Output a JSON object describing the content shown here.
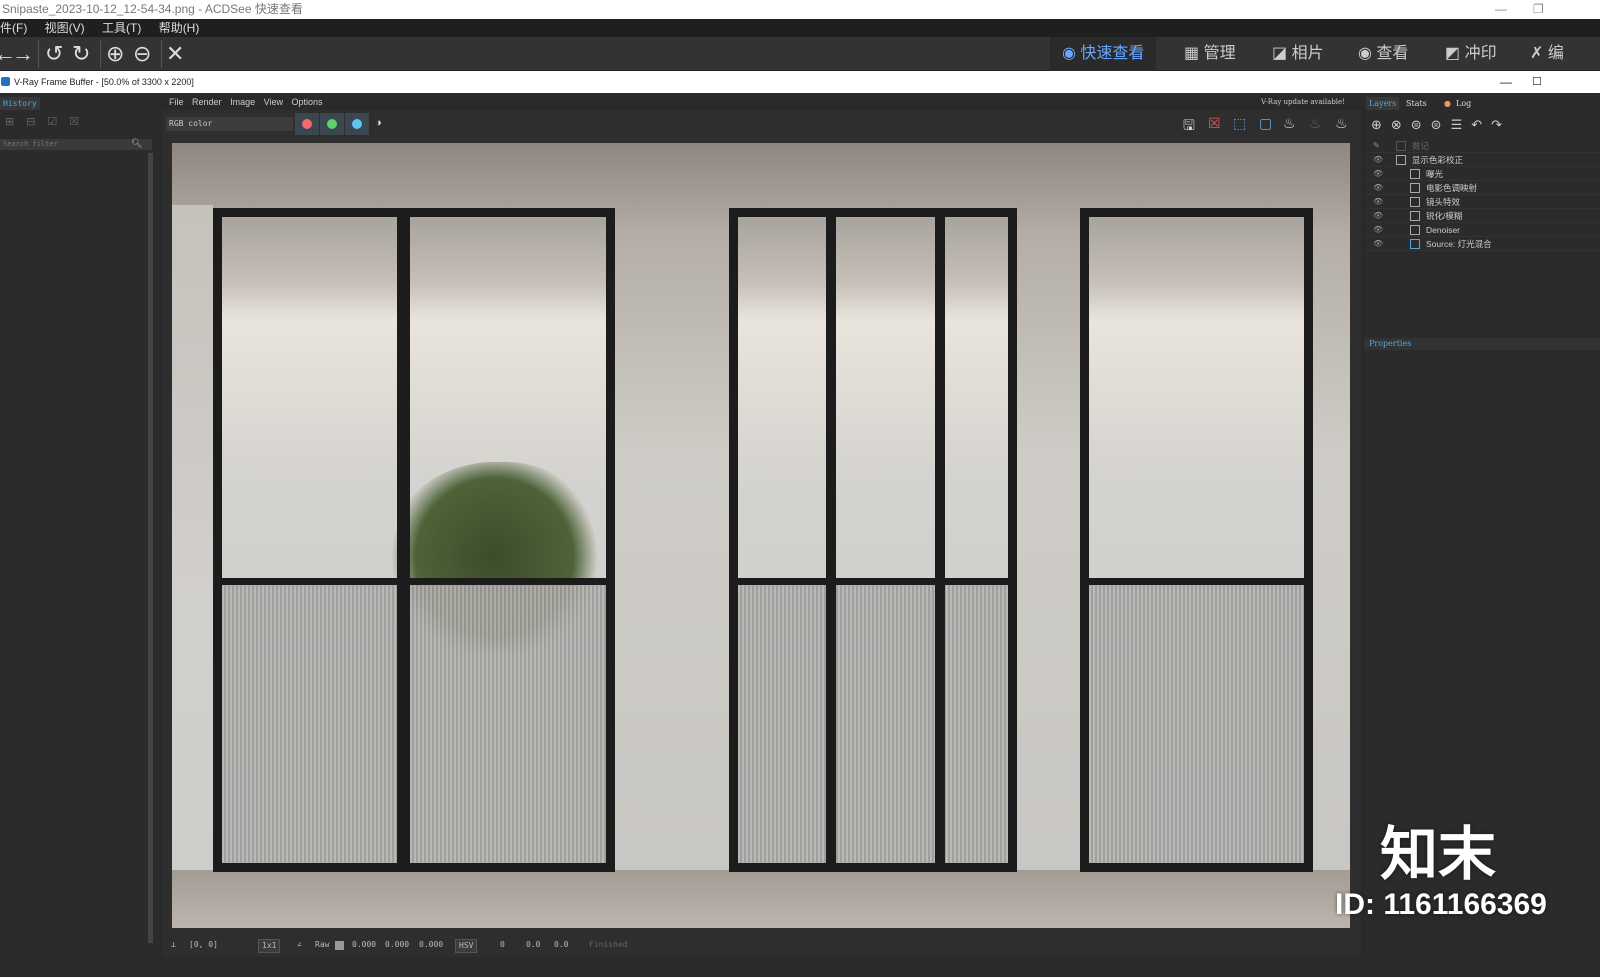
{
  "window": {
    "title": "Snipaste_2023-10-12_12-54-34.png - ACDSee 快速查看",
    "minimize": "—",
    "restore": "❐"
  },
  "menu": [
    "件(F)",
    "视图(V)",
    "工具(T)",
    "帮助(H)"
  ],
  "toolbar": {
    "back": "←",
    "forward": "→",
    "rotate_left": "↺",
    "rotate_right": "↻",
    "zoom_in": "⊕",
    "zoom_out": "⊖",
    "close": "✕"
  },
  "modes": [
    {
      "label": "快速查看",
      "icon": "eye-bolt-icon",
      "active": true
    },
    {
      "label": "管理",
      "icon": "grid-icon"
    },
    {
      "label": "相片",
      "icon": "photos-icon"
    },
    {
      "label": "查看",
      "icon": "eye-icon"
    },
    {
      "label": "冲印",
      "icon": "develop-icon"
    },
    {
      "label": "编",
      "icon": "tools-icon"
    }
  ],
  "vfb": {
    "title": "V-Ray Frame Buffer - [50.0% of 3300 x 2200]",
    "menu": [
      "File",
      "Render",
      "Image",
      "View",
      "Options"
    ],
    "update": "V-Ray update available!",
    "channel": "RGB color",
    "colors": {
      "red": "#f06a6a",
      "green": "#5fd06a",
      "blue": "#62c3f5",
      "accent": "#4fa8e0"
    }
  },
  "history": {
    "tab": "History",
    "search_placeholder": "Search filter"
  },
  "right": {
    "tabs": [
      "Layers",
      "Stats",
      "Log"
    ],
    "layers": [
      {
        "name": "数记",
        "dim": true
      },
      {
        "name": "显示色彩校正"
      },
      {
        "name": "曝光"
      },
      {
        "name": "电影色调映射"
      },
      {
        "name": "镜头特效"
      },
      {
        "name": "锐化/模糊"
      },
      {
        "name": "Denoiser"
      },
      {
        "name": "Source: 灯光混合"
      }
    ],
    "properties": "Properties"
  },
  "status": {
    "coords": "[0, 0]",
    "sample": "1x1",
    "raw": "Raw",
    "r": "0.000",
    "g": "0.000",
    "b": "0.000",
    "mode": "HSV",
    "h": "0",
    "s": "0.0",
    "v": "0.0",
    "state": "Finished"
  },
  "watermark": {
    "logo": "知末",
    "id": "ID: 1161166369"
  }
}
************
■ **Prompt**:
State the count of lines holding the string "title" in the listing above, and nothing else.

■ **Finished answer**:
2